■ EXERCISE BRIEF
Take the entries below and reproduce them word for word.

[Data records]
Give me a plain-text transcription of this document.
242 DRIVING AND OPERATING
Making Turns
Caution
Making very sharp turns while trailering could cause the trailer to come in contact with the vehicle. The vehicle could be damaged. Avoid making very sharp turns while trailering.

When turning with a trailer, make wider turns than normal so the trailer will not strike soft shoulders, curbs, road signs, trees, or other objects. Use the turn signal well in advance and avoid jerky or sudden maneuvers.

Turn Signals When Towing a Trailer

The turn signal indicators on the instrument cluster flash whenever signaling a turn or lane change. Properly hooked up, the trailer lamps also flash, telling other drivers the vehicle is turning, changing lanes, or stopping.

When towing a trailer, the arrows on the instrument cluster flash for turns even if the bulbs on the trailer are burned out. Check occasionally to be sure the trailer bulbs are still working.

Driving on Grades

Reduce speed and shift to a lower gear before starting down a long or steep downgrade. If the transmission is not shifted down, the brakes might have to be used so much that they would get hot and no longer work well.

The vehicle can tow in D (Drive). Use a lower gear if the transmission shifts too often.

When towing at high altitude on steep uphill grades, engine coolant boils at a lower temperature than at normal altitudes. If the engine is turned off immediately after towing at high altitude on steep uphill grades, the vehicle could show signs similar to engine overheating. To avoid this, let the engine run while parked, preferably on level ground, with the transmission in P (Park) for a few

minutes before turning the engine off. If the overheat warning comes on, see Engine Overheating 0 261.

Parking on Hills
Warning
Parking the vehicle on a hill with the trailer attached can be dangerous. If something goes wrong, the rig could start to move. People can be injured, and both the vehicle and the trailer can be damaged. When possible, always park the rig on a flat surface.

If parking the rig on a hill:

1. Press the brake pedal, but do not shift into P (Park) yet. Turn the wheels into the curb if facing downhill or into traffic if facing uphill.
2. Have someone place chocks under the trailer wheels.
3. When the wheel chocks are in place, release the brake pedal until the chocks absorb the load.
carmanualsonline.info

■ FULL ANSWER
Give me a plain-text transcription of this document.
242 DRIVING AND OPERATING
Making Turns
Caution
Making very sharp turns while trailering could cause the trailer to come in contact with the vehicle. The vehicle could be damaged. Avoid making very sharp turns while trailering.

When turning with a trailer, make wider turns than normal so the trailer will not strike soft shoulders, curbs, road signs, trees, or other objects. Use the turn signal well in advance and avoid jerky or sudden maneuvers.

Turn Signals When Towing a Trailer

The turn signal indicators on the instrument cluster flash whenever signaling a turn or lane change. Properly hooked up, the trailer lamps also flash, telling other drivers the vehicle is turning, changing lanes, or stopping.

When towing a trailer, the arrows on the instrument cluster flash for turns even if the bulbs on the trailer are burned out. Check occasionally to be sure the trailer bulbs are still working.

Driving on Grades

Reduce speed and shift to a lower gear before starting down a long or steep downgrade. If the transmission is not shifted down, the brakes might have to be used so much that they would get hot and no longer work well.

The vehicle can tow in D (Drive). Use a lower gear if the transmission shifts too often.

When towing at high altitude on steep uphill grades, engine coolant boils at a lower temperature than at normal altitudes. If the engine is turned off immediately after towing at high altitude on steep uphill grades, the vehicle could show signs similar to engine overheating. To avoid this, let the engine run while parked, preferably on level ground, with the transmission in P (Park) for a few

minutes before turning the engine off. If the overheat warning comes on, see Engine Overheating 0 261.

Parking on Hills
Warning
Parking the vehicle on a hill with the trailer attached can be dangerous. If something goes wrong, the rig could start to move. People can be injured, and both the vehicle and the trailer can be damaged. When possible, always park the rig on a flat surface.

If parking the rig on a hill:

1. Press the brake pedal, but do not shift into P (Park) yet. Turn the wheels into the curb if facing downhill or into traffic if facing uphill.
2. Have someone place chocks under the trailer wheels.
3. When the wheel chocks are in place, release the brake pedal until the chocks absorb the load.
carmanualsonline.info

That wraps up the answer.